MATERIAL SUPPLIED
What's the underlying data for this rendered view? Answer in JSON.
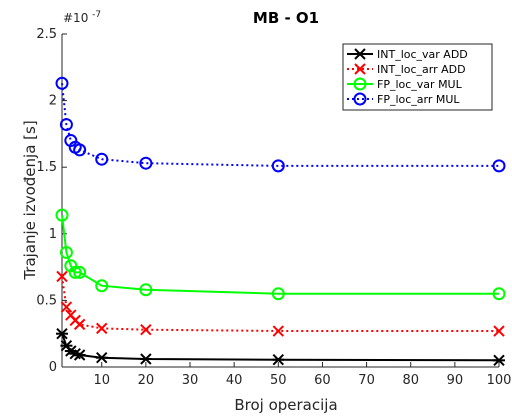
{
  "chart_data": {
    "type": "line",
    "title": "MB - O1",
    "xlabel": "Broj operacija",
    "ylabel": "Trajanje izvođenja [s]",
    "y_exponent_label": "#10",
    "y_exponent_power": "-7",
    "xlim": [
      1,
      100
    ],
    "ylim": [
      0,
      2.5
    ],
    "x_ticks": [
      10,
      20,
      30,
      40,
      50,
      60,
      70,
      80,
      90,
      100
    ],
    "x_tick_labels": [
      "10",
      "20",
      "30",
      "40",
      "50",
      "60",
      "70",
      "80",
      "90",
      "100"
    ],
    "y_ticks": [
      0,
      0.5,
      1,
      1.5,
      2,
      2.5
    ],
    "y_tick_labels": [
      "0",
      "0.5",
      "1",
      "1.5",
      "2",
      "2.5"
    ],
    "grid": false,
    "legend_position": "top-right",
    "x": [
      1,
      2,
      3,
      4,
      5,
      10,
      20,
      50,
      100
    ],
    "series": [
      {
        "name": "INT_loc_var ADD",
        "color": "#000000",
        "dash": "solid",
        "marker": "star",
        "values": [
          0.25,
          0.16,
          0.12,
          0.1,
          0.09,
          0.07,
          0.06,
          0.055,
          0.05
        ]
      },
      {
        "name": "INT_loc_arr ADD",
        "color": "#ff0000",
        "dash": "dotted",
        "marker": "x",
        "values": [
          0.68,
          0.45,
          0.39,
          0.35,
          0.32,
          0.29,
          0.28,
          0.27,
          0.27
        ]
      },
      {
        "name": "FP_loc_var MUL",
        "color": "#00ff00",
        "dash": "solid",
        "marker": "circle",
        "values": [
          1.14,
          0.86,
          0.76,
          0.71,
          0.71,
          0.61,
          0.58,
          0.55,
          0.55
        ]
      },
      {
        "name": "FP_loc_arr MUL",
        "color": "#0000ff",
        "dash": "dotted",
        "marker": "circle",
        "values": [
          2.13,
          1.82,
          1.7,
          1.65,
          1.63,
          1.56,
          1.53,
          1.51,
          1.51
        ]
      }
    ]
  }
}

WHAT NEEDS TO BE DONE
Your task is to transcribe all of the records precisely, with no images included.

CORRECT ANSWER
What's the underlying data for this rendered view? Answer in JSON.
{
  "chart_data": {
    "type": "line",
    "title": "MB - O1",
    "xlabel": "Broj operacija",
    "ylabel": "Trajanje izvođenja [s]",
    "y_exponent_label": "#10",
    "y_exponent_power": "-7",
    "xlim": [
      1,
      100
    ],
    "ylim": [
      0,
      2.5
    ],
    "x_ticks": [
      10,
      20,
      30,
      40,
      50,
      60,
      70,
      80,
      90,
      100
    ],
    "x_tick_labels": [
      "10",
      "20",
      "30",
      "40",
      "50",
      "60",
      "70",
      "80",
      "90",
      "100"
    ],
    "y_ticks": [
      0,
      0.5,
      1,
      1.5,
      2,
      2.5
    ],
    "y_tick_labels": [
      "0",
      "0.5",
      "1",
      "1.5",
      "2",
      "2.5"
    ],
    "grid": false,
    "legend_position": "top-right",
    "x": [
      1,
      2,
      3,
      4,
      5,
      10,
      20,
      50,
      100
    ],
    "series": [
      {
        "name": "INT_loc_var ADD",
        "color": "#000000",
        "dash": "solid",
        "marker": "star",
        "values": [
          0.25,
          0.16,
          0.12,
          0.1,
          0.09,
          0.07,
          0.06,
          0.055,
          0.05
        ]
      },
      {
        "name": "INT_loc_arr ADD",
        "color": "#ff0000",
        "dash": "dotted",
        "marker": "x",
        "values": [
          0.68,
          0.45,
          0.39,
          0.35,
          0.32,
          0.29,
          0.28,
          0.27,
          0.27
        ]
      },
      {
        "name": "FP_loc_var MUL",
        "color": "#00ff00",
        "dash": "solid",
        "marker": "circle",
        "values": [
          1.14,
          0.86,
          0.76,
          0.71,
          0.71,
          0.61,
          0.58,
          0.55,
          0.55
        ]
      },
      {
        "name": "FP_loc_arr MUL",
        "color": "#0000ff",
        "dash": "dotted",
        "marker": "circle",
        "values": [
          2.13,
          1.82,
          1.7,
          1.65,
          1.63,
          1.56,
          1.53,
          1.51,
          1.51
        ]
      }
    ]
  }
}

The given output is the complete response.